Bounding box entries
----------------------------------------

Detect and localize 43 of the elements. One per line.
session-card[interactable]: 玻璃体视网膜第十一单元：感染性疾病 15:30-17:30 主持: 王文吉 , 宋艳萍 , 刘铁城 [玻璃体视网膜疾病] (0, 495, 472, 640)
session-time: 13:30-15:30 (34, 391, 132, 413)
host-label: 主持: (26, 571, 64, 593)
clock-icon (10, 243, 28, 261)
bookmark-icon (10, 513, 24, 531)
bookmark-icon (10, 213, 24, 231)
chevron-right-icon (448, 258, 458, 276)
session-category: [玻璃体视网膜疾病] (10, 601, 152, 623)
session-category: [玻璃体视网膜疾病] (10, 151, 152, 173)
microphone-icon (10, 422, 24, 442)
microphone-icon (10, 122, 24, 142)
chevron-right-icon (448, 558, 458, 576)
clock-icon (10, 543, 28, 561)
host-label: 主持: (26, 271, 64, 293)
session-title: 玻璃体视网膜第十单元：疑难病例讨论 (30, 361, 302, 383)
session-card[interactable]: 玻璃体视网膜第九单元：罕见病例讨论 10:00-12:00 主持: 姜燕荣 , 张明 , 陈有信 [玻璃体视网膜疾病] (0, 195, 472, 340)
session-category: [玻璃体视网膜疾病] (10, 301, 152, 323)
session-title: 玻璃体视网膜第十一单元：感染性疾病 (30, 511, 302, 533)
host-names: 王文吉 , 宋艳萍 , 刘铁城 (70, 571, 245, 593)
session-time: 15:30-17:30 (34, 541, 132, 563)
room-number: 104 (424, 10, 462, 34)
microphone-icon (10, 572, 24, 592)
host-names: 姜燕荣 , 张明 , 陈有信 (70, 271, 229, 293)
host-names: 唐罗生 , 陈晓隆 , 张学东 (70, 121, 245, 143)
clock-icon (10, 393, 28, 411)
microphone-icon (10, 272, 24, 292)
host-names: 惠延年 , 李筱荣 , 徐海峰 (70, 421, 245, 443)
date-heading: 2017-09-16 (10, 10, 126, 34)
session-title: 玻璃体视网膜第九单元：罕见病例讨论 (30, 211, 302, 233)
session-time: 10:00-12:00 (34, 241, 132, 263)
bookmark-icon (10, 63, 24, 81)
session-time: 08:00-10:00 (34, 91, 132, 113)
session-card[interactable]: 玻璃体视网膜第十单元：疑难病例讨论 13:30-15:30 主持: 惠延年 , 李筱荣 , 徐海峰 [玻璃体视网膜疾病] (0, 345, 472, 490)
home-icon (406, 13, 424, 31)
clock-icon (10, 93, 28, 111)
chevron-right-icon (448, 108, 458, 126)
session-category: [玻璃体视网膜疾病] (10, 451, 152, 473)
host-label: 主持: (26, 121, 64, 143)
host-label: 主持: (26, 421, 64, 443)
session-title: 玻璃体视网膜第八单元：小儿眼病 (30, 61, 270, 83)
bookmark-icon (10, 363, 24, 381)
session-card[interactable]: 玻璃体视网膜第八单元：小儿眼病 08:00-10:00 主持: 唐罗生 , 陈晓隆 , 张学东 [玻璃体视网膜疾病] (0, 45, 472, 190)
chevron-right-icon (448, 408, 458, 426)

----------------------------------------

Objective:
Copy every line of the entries above character for character, without changing anything.

Written solution:
Detect and localize 43 of the elements. One per line.
session-card[interactable]: 玻璃体视网膜第十一单元：感染性疾病 15:30-17:30 主持: 王文吉 , 宋艳萍 , 刘铁城 [玻璃体视网膜疾病] (0, 495, 472, 640)
session-time: 13:30-15:30 (34, 391, 132, 413)
host-label: 主持: (26, 571, 64, 593)
clock-icon (10, 243, 28, 261)
bookmark-icon (10, 513, 24, 531)
bookmark-icon (10, 213, 24, 231)
chevron-right-icon (448, 258, 458, 276)
session-category: [玻璃体视网膜疾病] (10, 601, 152, 623)
session-category: [玻璃体视网膜疾病] (10, 151, 152, 173)
microphone-icon (10, 422, 24, 442)
microphone-icon (10, 122, 24, 142)
chevron-right-icon (448, 558, 458, 576)
clock-icon (10, 543, 28, 561)
host-label: 主持: (26, 271, 64, 293)
session-title: 玻璃体视网膜第十单元：疑难病例讨论 (30, 361, 302, 383)
session-card[interactable]: 玻璃体视网膜第九单元：罕见病例讨论 10:00-12:00 主持: 姜燕荣 , 张明 , 陈有信 [玻璃体视网膜疾病] (0, 195, 472, 340)
session-category: [玻璃体视网膜疾病] (10, 301, 152, 323)
session-title: 玻璃体视网膜第十一单元：感染性疾病 (30, 511, 302, 533)
host-names: 王文吉 , 宋艳萍 , 刘铁城 (70, 571, 245, 593)
session-time: 15:30-17:30 (34, 541, 132, 563)
room-number: 104 (424, 10, 462, 34)
microphone-icon (10, 572, 24, 592)
host-names: 姜燕荣 , 张明 , 陈有信 (70, 271, 229, 293)
host-names: 唐罗生 , 陈晓隆 , 张学东 (70, 121, 245, 143)
clock-icon (10, 393, 28, 411)
microphone-icon (10, 272, 24, 292)
host-names: 惠延年 , 李筱荣 , 徐海峰 (70, 421, 245, 443)
date-heading: 2017-09-16 (10, 10, 126, 34)
session-title: 玻璃体视网膜第九单元：罕见病例讨论 (30, 211, 302, 233)
session-time: 10:00-12:00 (34, 241, 132, 263)
bookmark-icon (10, 63, 24, 81)
session-time: 08:00-10:00 (34, 91, 132, 113)
session-card[interactable]: 玻璃体视网膜第十单元：疑难病例讨论 13:30-15:30 主持: 惠延年 , 李筱荣 , 徐海峰 [玻璃体视网膜疾病] (0, 345, 472, 490)
home-icon (406, 13, 424, 31)
clock-icon (10, 93, 28, 111)
chevron-right-icon (448, 108, 458, 126)
session-category: [玻璃体视网膜疾病] (10, 451, 152, 473)
host-label: 主持: (26, 121, 64, 143)
host-label: 主持: (26, 421, 64, 443)
session-title: 玻璃体视网膜第八单元：小儿眼病 (30, 61, 270, 83)
bookmark-icon (10, 363, 24, 381)
session-card[interactable]: 玻璃体视网膜第八单元：小儿眼病 08:00-10:00 主持: 唐罗生 , 陈晓隆 , 张学东 [玻璃体视网膜疾病] (0, 45, 472, 190)
chevron-right-icon (448, 408, 458, 426)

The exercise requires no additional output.